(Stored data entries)
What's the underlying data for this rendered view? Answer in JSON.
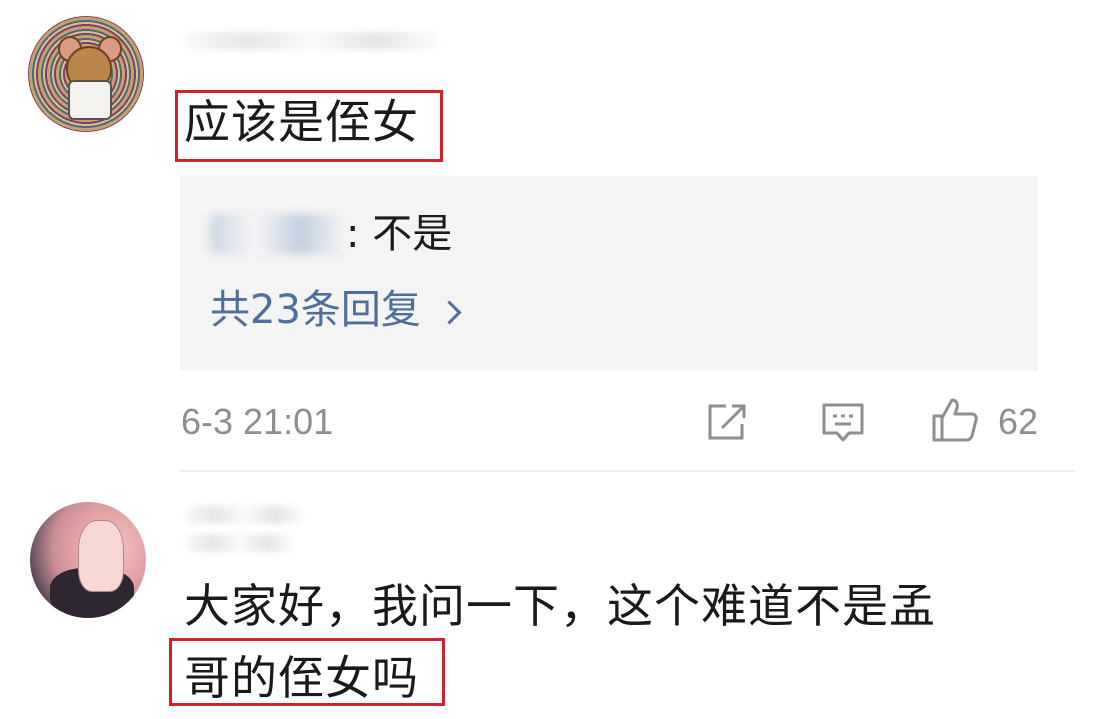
{
  "comment1": {
    "text": "应该是侄女",
    "reply": {
      "text": "不是",
      "count_label": "共23条回复"
    },
    "time": "6-3 21:01",
    "likes": "62"
  },
  "comment2": {
    "line1": "大家好，我问一下，这个难道不是孟",
    "line2": "哥的侄女吗"
  },
  "colors": {
    "highlight": "#d0232b",
    "link": "#4d6f9c",
    "meta": "#8e8e8e",
    "reply_bg": "#f4f4f4"
  },
  "icons": {
    "forward": "forward-icon",
    "comment": "comment-icon",
    "like": "thumbs-up-icon"
  }
}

→ **Given exercise**
Reproduce every record word for word. The copy must contain no pictures.

→ **Output for this task**
What's the underlying data for this rendered view? Answer in JSON.
{
  "comment1": {
    "text": "应该是侄女",
    "reply": {
      "text": "不是",
      "count_label": "共23条回复"
    },
    "time": "6-3 21:01",
    "likes": "62"
  },
  "comment2": {
    "line1": "大家好，我问一下，这个难道不是孟",
    "line2": "哥的侄女吗"
  },
  "colors": {
    "highlight": "#d0232b",
    "link": "#4d6f9c",
    "meta": "#8e8e8e",
    "reply_bg": "#f4f4f4"
  },
  "icons": {
    "forward": "forward-icon",
    "comment": "comment-icon",
    "like": "thumbs-up-icon"
  }
}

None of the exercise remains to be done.